DESCRIPTION OF THE TASK.
Repeat each entry as written and leave the images out of the copy.

BEGIN ITEMS

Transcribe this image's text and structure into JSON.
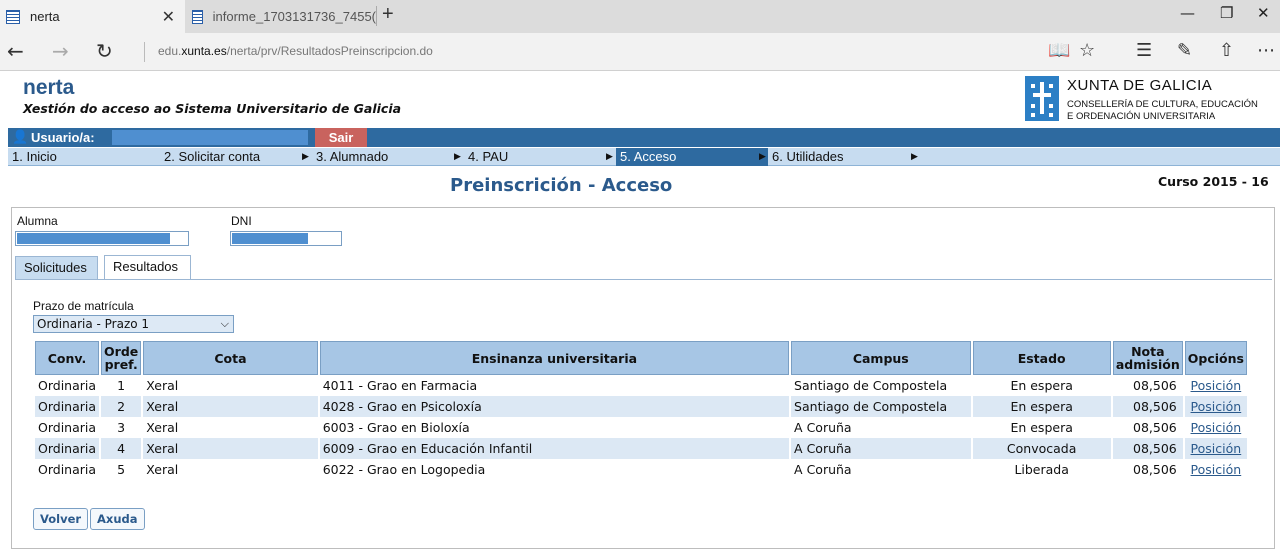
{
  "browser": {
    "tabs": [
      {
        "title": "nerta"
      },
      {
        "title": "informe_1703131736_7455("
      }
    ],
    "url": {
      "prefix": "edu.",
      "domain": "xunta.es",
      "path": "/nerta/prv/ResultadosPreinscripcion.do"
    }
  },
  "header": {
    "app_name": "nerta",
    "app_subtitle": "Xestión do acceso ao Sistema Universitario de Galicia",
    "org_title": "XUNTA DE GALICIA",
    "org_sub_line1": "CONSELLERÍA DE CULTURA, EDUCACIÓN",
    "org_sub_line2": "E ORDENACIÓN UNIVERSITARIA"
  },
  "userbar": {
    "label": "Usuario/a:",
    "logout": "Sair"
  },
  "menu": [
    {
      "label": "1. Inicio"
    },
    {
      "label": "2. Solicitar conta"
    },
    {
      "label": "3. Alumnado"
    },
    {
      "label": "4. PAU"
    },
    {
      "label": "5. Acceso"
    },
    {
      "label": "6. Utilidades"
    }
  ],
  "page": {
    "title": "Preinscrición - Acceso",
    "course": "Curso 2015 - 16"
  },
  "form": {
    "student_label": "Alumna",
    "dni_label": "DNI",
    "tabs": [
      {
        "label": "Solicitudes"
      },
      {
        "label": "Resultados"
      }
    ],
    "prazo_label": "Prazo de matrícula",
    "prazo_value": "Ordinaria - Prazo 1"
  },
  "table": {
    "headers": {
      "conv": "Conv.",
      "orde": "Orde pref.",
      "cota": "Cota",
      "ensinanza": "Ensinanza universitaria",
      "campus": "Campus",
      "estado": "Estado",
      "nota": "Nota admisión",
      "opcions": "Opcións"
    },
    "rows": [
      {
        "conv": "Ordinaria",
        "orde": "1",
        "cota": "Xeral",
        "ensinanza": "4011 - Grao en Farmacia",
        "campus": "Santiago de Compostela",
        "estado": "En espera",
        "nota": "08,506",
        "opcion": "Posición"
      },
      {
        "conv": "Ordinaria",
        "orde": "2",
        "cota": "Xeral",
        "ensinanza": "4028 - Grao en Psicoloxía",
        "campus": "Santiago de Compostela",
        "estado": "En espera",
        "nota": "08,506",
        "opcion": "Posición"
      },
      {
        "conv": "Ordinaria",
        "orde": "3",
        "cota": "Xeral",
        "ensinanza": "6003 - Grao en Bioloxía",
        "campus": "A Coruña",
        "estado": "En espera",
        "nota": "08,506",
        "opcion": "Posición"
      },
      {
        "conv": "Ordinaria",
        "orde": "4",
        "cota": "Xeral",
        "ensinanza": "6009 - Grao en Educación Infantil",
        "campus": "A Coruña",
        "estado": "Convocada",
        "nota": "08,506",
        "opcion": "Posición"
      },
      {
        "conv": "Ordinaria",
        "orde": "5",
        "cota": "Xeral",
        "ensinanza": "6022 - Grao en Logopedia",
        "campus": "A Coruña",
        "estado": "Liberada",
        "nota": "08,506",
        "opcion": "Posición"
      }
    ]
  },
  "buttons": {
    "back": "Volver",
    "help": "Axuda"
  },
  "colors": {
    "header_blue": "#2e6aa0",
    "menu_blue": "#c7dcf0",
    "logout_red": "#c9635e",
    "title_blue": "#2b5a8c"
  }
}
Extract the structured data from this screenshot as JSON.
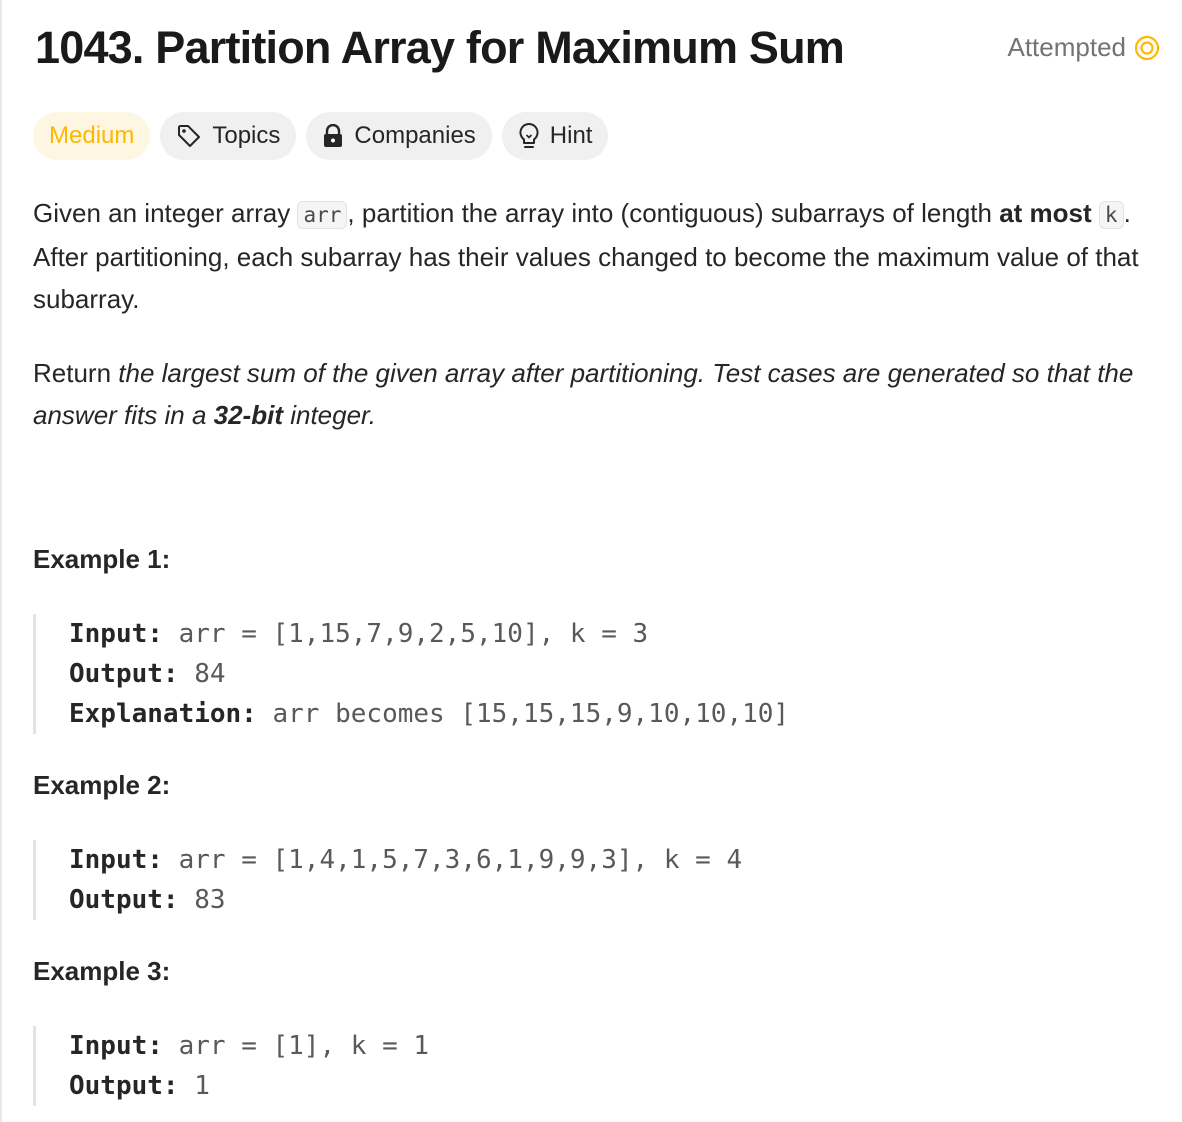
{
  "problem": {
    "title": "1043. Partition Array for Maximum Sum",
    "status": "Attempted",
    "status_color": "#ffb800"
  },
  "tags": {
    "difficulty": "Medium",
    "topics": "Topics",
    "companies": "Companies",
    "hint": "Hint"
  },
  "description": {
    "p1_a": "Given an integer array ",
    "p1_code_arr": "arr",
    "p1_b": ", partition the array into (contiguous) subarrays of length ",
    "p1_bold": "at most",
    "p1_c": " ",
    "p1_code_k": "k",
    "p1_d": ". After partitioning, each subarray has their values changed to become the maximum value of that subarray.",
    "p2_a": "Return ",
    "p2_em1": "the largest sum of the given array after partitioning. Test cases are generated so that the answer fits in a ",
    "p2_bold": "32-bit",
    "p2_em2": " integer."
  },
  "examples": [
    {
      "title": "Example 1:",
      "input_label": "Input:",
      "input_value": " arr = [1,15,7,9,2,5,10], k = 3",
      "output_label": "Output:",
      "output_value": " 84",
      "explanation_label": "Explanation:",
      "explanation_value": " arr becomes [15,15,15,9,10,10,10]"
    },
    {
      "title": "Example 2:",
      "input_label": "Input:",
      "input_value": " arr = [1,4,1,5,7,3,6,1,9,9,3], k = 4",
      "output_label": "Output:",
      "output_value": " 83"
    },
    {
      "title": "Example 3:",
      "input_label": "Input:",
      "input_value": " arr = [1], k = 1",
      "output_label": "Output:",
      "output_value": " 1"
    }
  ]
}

END ITEMS

EXERCISE OUTPUT.
Transcribe this image's text and structure into JSON.
{
  "browser": {
    "tabs": [
      {
        "title": "nerta"
      },
      {
        "title": "informe_1703131736_7455("
      }
    ],
    "url": {
      "prefix": "edu.",
      "domain": "xunta.es",
      "path": "/nerta/prv/ResultadosPreinscripcion.do"
    }
  },
  "header": {
    "app_name": "nerta",
    "app_subtitle": "Xestión do acceso ao Sistema Universitario de Galicia",
    "org_title": "XUNTA DE GALICIA",
    "org_sub_line1": "CONSELLERÍA DE CULTURA, EDUCACIÓN",
    "org_sub_line2": "E ORDENACIÓN UNIVERSITARIA"
  },
  "userbar": {
    "label": "Usuario/a:",
    "logout": "Sair"
  },
  "menu": [
    {
      "label": "1. Inicio"
    },
    {
      "label": "2. Solicitar conta"
    },
    {
      "label": "3. Alumnado"
    },
    {
      "label": "4. PAU"
    },
    {
      "label": "5. Acceso"
    },
    {
      "label": "6. Utilidades"
    }
  ],
  "page": {
    "title": "Preinscrición - Acceso",
    "course": "Curso 2015 - 16"
  },
  "form": {
    "student_label": "Alumna",
    "dni_label": "DNI",
    "tabs": [
      {
        "label": "Solicitudes"
      },
      {
        "label": "Resultados"
      }
    ],
    "prazo_label": "Prazo de matrícula",
    "prazo_value": "Ordinaria - Prazo 1"
  },
  "table": {
    "headers": {
      "conv": "Conv.",
      "orde": "Orde pref.",
      "cota": "Cota",
      "ensinanza": "Ensinanza universitaria",
      "campus": "Campus",
      "estado": "Estado",
      "nota": "Nota admisión",
      "opcions": "Opcións"
    },
    "rows": [
      {
        "conv": "Ordinaria",
        "orde": "1",
        "cota": "Xeral",
        "ensinanza": "4011 - Grao en Farmacia",
        "campus": "Santiago de Compostela",
        "estado": "En espera",
        "nota": "08,506",
        "opcion": "Posición"
      },
      {
        "conv": "Ordinaria",
        "orde": "2",
        "cota": "Xeral",
        "ensinanza": "4028 - Grao en Psicoloxía",
        "campus": "Santiago de Compostela",
        "estado": "En espera",
        "nota": "08,506",
        "opcion": "Posición"
      },
      {
        "conv": "Ordinaria",
        "orde": "3",
        "cota": "Xeral",
        "ensinanza": "6003 - Grao en Bioloxía",
        "campus": "A Coruña",
        "estado": "En espera",
        "nota": "08,506",
        "opcion": "Posición"
      },
      {
        "conv": "Ordinaria",
        "orde": "4",
        "cota": "Xeral",
        "ensinanza": "6009 - Grao en Educación Infantil",
        "campus": "A Coruña",
        "estado": "Convocada",
        "nota": "08,506",
        "opcion": "Posición"
      },
      {
        "conv": "Ordinaria",
        "orde": "5",
        "cota": "Xeral",
        "ensinanza": "6022 - Grao en Logopedia",
        "campus": "A Coruña",
        "estado": "Liberada",
        "nota": "08,506",
        "opcion": "Posición"
      }
    ]
  },
  "buttons": {
    "back": "Volver",
    "help": "Axuda"
  },
  "colors": {
    "header_blue": "#2e6aa0",
    "menu_blue": "#c7dcf0",
    "logout_red": "#c9635e",
    "title_blue": "#2b5a8c"
  }
}
Extract the structured data from this screenshot as JSON.
{
  "problem": {
    "title": "1043. Partition Array for Maximum Sum",
    "status": "Attempted",
    "status_color": "#ffb800"
  },
  "tags": {
    "difficulty": "Medium",
    "topics": "Topics",
    "companies": "Companies",
    "hint": "Hint"
  },
  "description": {
    "p1_a": "Given an integer array ",
    "p1_code_arr": "arr",
    "p1_b": ", partition the array into (contiguous) subarrays of length ",
    "p1_bold": "at most",
    "p1_c": " ",
    "p1_code_k": "k",
    "p1_d": ". After partitioning, each subarray has their values changed to become the maximum value of that subarray.",
    "p2_a": "Return ",
    "p2_em1": "the largest sum of the given array after partitioning. Test cases are generated so that the answer fits in a ",
    "p2_bold": "32-bit",
    "p2_em2": " integer."
  },
  "examples": [
    {
      "title": "Example 1:",
      "input_label": "Input:",
      "input_value": " arr = [1,15,7,9,2,5,10], k = 3",
      "output_label": "Output:",
      "output_value": " 84",
      "explanation_label": "Explanation:",
      "explanation_value": " arr becomes [15,15,15,9,10,10,10]"
    },
    {
      "title": "Example 2:",
      "input_label": "Input:",
      "input_value": " arr = [1,4,1,5,7,3,6,1,9,9,3], k = 4",
      "output_label": "Output:",
      "output_value": " 83"
    },
    {
      "title": "Example 3:",
      "input_label": "Input:",
      "input_value": " arr = [1], k = 1",
      "output_label": "Output:",
      "output_value": " 1"
    }
  ]
}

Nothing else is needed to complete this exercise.